- STATED GOAL -
Report every line in the listing that contains the string "name".

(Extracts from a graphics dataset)
[Begin]
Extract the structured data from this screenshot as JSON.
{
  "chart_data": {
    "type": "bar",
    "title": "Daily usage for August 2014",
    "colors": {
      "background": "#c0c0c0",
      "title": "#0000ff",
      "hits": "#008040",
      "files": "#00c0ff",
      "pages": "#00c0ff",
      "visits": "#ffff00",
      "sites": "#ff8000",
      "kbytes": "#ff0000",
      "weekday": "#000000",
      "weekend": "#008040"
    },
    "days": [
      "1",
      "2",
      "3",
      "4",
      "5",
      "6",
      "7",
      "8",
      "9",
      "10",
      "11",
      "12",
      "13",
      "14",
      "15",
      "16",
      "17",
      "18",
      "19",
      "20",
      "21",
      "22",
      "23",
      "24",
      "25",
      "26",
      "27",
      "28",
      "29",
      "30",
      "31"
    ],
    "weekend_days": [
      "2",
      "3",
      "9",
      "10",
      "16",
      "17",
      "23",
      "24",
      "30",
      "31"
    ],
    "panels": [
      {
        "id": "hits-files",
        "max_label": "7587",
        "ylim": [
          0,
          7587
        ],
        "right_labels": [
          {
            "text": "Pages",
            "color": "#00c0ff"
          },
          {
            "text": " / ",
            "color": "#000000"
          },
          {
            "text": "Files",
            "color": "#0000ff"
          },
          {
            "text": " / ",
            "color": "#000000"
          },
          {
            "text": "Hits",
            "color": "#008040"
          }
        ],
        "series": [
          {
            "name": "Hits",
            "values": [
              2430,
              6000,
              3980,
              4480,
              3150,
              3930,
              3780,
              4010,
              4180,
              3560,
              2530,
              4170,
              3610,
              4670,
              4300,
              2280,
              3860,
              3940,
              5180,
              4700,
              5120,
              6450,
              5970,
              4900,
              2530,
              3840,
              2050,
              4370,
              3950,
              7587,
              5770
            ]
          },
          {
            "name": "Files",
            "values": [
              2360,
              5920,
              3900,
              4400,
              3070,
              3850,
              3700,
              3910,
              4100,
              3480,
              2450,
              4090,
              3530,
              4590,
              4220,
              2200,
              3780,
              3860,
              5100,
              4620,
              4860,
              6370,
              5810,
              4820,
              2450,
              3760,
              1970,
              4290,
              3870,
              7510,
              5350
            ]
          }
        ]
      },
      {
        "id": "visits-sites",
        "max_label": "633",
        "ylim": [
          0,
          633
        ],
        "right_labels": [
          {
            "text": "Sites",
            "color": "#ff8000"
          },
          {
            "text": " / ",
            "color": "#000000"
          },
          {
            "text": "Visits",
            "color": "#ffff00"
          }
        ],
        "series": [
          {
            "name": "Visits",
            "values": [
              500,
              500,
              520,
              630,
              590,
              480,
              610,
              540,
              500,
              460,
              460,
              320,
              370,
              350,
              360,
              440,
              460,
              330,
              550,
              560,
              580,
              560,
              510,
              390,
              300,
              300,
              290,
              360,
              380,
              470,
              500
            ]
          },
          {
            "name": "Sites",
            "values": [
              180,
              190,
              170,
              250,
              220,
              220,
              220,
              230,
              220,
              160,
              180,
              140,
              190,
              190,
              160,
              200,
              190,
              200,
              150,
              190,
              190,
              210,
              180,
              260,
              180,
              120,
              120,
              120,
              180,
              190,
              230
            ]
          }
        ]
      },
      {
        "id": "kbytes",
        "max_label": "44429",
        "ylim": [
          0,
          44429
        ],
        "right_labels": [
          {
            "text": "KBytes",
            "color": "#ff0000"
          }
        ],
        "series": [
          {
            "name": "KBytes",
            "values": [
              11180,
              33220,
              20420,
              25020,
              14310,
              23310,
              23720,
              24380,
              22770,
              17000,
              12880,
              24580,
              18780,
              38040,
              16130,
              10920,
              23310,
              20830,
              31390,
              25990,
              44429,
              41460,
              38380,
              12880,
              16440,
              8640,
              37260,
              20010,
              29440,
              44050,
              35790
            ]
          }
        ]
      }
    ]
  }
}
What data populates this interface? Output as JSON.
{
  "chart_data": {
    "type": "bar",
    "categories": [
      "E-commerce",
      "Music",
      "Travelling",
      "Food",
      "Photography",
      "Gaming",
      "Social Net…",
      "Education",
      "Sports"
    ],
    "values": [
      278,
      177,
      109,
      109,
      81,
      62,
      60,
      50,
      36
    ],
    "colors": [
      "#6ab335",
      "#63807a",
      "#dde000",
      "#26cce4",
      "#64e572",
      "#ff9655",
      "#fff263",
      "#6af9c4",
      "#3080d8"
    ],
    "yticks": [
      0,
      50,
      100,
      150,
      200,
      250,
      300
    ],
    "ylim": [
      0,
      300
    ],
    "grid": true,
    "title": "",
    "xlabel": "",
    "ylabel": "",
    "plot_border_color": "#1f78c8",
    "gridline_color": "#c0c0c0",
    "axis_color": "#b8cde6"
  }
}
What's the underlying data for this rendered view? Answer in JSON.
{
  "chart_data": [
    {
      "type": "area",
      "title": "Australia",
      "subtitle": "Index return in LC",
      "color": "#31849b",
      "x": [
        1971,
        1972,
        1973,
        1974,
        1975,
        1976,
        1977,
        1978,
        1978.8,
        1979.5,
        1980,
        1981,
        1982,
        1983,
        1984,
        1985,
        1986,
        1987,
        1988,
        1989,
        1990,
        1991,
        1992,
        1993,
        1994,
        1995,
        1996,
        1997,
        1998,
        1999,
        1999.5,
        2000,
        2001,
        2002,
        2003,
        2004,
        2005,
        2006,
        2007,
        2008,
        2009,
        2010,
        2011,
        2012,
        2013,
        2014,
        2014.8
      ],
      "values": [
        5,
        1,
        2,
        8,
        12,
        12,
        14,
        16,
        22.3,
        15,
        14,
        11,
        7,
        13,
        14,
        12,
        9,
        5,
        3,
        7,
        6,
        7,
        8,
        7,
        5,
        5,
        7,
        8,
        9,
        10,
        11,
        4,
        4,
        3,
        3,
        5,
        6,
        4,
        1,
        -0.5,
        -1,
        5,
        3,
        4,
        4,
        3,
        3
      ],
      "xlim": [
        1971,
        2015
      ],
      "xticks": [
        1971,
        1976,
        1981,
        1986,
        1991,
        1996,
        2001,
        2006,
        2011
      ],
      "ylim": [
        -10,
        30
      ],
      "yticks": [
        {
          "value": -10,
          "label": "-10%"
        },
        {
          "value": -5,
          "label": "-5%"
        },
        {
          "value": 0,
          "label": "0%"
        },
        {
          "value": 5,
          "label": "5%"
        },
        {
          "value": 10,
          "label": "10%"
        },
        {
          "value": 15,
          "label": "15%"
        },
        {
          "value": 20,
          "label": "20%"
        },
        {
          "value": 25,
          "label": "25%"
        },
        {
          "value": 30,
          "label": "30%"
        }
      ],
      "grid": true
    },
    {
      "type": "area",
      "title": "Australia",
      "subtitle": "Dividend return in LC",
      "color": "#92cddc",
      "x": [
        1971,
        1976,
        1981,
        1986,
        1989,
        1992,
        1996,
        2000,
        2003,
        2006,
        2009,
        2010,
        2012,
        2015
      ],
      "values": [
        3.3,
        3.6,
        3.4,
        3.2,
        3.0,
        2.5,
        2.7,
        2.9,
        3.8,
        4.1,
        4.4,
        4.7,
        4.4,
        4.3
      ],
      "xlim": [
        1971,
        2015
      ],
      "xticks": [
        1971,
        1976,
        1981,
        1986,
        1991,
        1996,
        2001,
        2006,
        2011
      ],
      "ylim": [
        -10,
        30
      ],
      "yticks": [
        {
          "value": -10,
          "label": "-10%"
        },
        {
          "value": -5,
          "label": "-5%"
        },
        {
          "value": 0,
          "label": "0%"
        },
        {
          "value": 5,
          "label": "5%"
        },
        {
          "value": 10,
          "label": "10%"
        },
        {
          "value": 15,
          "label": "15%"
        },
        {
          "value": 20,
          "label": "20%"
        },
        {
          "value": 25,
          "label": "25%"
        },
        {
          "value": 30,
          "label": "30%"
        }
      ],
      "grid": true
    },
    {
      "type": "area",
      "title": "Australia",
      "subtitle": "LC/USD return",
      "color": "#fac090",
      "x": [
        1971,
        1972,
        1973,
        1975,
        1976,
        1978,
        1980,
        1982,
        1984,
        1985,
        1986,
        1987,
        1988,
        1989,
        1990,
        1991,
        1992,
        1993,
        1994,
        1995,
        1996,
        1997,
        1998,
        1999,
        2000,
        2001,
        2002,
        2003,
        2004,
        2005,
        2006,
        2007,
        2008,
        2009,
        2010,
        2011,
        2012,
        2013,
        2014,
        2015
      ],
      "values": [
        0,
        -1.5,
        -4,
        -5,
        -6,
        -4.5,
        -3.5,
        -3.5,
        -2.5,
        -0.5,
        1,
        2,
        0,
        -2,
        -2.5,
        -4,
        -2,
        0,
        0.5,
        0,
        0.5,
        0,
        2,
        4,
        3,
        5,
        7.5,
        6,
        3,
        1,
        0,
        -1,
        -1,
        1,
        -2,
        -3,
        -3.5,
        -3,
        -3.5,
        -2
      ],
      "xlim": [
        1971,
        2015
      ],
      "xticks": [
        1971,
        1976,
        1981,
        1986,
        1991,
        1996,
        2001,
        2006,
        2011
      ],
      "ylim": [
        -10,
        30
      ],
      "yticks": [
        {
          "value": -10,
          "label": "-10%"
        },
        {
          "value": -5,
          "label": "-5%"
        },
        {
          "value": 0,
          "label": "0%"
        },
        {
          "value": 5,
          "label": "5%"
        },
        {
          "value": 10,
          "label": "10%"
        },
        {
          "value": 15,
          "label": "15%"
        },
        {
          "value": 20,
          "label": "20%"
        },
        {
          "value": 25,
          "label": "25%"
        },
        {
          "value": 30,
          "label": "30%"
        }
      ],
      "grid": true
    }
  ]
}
[End]
- RESPONSE FOR THIS EXERCISE -
            "name": "Hits",
            "name": "Files",
            "name": "Visits",
            "name": "Sites",
            "name": "KBytes",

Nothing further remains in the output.